+++ ITEMS

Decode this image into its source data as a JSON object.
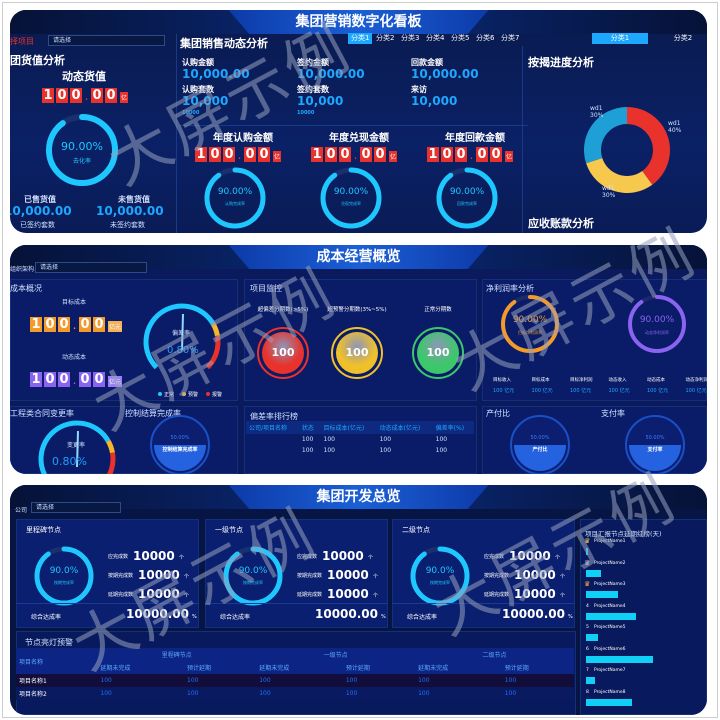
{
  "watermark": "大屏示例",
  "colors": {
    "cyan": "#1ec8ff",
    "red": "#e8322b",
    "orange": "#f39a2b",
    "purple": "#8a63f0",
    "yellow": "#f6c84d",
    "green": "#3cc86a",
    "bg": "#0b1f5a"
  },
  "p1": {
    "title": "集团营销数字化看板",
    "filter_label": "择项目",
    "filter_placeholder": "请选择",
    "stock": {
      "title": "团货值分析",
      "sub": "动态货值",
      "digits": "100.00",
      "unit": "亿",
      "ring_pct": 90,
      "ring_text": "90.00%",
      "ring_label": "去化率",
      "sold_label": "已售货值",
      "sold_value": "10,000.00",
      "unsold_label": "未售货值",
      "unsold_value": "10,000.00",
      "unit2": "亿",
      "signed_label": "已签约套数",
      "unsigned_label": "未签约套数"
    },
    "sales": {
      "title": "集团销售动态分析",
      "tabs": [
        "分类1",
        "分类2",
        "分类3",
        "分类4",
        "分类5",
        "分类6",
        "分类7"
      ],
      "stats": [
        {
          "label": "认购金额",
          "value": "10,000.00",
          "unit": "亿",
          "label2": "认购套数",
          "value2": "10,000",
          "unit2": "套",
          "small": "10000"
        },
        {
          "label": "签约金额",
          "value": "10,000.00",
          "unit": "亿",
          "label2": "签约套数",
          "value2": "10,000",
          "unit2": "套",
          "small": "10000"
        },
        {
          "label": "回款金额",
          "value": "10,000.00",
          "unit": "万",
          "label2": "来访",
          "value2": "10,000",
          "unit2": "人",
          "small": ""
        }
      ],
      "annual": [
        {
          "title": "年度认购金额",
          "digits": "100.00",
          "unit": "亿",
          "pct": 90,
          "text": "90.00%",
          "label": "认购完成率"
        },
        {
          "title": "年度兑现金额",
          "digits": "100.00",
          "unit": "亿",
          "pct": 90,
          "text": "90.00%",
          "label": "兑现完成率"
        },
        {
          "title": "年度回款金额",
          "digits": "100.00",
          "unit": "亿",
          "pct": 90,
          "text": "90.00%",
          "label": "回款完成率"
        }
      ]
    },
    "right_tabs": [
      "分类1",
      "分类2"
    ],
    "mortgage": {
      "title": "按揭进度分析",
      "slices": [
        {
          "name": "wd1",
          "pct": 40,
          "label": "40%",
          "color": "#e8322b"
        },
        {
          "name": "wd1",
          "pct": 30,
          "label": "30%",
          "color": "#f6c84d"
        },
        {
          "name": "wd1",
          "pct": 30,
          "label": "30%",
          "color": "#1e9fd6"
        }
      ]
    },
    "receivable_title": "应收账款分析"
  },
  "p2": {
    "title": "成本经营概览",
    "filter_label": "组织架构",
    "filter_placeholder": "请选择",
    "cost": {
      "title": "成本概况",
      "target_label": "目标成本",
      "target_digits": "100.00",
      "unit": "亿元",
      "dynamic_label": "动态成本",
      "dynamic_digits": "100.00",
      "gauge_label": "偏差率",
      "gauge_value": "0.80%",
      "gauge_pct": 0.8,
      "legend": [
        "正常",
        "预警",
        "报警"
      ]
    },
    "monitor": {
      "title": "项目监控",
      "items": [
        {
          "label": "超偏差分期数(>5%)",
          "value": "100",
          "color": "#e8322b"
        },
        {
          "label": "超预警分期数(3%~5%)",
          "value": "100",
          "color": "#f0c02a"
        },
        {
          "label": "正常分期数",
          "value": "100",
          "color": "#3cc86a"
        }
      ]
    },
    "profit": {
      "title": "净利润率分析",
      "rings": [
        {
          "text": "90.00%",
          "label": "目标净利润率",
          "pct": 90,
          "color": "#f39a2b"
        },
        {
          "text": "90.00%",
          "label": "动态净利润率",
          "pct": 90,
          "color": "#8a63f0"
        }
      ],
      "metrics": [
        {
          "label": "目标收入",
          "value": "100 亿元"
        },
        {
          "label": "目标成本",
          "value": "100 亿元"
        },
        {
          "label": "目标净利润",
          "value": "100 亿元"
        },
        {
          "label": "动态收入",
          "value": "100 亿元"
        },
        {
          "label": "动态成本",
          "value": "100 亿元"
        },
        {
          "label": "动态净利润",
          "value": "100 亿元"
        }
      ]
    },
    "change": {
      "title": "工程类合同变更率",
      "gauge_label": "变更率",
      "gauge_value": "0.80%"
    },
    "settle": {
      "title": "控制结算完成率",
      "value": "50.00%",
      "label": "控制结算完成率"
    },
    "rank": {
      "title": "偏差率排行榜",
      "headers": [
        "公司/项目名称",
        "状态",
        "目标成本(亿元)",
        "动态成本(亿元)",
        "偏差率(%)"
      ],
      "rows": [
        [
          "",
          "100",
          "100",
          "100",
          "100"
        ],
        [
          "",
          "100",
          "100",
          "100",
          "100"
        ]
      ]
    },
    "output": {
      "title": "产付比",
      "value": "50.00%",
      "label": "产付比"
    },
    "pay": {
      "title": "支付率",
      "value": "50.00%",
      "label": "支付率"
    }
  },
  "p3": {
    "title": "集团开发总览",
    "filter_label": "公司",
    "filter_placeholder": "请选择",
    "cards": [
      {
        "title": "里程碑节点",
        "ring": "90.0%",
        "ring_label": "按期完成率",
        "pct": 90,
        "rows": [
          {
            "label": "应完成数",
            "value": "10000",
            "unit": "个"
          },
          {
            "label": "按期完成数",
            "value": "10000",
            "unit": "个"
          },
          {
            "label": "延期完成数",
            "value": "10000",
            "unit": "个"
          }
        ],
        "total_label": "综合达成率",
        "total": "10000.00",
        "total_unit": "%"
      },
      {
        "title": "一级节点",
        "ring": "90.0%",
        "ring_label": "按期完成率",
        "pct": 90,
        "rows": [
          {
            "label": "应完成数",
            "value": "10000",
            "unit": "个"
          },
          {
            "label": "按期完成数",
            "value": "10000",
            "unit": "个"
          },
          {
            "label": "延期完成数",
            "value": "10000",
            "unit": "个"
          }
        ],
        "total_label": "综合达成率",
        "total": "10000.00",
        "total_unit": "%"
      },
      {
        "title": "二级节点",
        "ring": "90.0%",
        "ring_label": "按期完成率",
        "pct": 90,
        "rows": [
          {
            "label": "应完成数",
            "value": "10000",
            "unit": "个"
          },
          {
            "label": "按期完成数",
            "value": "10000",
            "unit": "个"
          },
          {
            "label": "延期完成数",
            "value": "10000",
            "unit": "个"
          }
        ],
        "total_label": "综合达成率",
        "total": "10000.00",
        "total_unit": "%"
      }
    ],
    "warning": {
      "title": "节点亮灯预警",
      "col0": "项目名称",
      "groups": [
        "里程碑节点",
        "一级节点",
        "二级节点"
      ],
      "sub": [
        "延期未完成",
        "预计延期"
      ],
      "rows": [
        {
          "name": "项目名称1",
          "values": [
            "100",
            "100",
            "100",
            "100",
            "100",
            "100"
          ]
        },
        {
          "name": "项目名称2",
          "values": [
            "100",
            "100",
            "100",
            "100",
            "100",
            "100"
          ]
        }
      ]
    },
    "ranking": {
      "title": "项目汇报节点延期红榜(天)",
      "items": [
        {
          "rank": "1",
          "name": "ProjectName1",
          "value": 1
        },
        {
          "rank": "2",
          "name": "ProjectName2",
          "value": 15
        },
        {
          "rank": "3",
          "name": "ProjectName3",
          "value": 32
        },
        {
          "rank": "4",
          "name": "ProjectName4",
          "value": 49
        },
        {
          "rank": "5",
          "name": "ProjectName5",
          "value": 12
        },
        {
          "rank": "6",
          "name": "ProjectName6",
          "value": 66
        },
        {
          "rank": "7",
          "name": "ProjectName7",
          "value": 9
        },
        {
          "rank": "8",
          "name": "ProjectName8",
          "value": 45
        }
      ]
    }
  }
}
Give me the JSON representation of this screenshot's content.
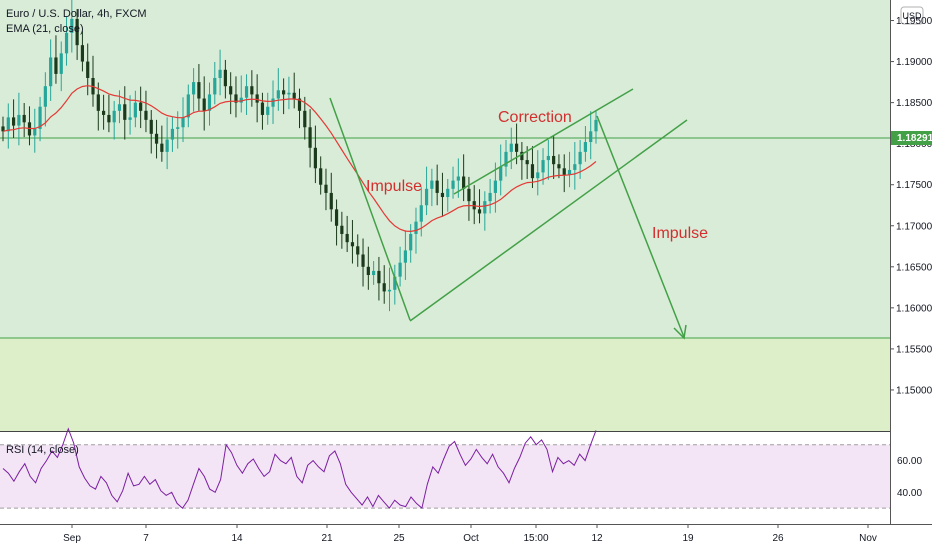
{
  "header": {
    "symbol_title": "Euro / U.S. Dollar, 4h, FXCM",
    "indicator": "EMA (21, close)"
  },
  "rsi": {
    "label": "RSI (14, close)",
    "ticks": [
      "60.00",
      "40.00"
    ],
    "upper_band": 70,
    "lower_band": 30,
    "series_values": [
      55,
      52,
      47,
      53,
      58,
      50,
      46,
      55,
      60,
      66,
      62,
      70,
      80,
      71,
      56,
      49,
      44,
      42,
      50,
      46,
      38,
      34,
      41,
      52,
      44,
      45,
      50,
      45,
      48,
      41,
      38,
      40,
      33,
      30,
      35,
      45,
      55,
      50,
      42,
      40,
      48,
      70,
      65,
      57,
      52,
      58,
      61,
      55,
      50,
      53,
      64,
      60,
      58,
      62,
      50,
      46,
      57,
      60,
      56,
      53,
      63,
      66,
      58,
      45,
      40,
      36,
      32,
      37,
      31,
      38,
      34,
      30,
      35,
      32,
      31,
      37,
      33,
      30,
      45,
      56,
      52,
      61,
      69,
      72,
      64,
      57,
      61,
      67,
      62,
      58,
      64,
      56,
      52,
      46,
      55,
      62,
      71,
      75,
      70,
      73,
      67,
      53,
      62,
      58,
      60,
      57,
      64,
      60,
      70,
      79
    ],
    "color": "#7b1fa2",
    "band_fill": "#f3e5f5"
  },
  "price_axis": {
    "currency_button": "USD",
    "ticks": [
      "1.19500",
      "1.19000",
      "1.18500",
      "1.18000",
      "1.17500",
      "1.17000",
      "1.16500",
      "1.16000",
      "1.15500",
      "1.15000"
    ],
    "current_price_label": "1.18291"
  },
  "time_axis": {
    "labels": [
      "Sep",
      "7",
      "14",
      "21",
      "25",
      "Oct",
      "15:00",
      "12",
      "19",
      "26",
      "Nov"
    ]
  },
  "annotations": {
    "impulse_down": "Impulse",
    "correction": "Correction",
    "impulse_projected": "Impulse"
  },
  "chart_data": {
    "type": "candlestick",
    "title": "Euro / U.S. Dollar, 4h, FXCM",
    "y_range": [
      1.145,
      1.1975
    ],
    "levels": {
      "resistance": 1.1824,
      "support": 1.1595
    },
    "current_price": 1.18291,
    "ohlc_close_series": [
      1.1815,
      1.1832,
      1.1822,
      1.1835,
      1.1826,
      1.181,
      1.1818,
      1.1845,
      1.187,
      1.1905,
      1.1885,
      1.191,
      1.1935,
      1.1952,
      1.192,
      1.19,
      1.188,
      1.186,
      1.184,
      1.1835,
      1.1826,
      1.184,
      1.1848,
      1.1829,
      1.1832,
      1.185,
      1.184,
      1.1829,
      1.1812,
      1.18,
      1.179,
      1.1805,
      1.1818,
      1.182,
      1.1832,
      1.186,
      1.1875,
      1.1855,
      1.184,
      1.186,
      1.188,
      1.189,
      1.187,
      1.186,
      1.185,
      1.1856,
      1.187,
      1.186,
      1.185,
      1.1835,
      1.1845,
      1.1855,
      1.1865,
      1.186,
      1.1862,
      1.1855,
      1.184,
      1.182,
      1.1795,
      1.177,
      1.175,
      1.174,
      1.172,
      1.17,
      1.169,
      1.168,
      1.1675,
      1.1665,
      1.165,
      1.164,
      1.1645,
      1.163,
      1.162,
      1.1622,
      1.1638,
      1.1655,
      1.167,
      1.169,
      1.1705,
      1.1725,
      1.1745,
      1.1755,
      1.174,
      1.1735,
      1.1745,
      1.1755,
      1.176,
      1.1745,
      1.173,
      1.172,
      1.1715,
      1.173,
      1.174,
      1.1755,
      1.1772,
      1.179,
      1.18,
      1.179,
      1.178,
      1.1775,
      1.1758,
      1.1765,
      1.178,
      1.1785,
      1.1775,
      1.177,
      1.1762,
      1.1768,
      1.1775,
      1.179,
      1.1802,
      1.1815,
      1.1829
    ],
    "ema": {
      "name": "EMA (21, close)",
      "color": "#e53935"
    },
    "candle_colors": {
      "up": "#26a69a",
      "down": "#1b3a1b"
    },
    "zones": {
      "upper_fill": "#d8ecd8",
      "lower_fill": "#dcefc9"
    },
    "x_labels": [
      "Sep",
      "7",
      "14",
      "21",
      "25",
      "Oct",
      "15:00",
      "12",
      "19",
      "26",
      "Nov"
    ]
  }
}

++++++

EXERCISE BRIEF | Using the listing above, pull out all lines that hold the word "FXCM".

RESULT BELOW |
    "symbol_title": "Euro / U.S. Dollar, 4h, FXCM",
    "title": "Euro / U.S. Dollar, 4h, FXCM",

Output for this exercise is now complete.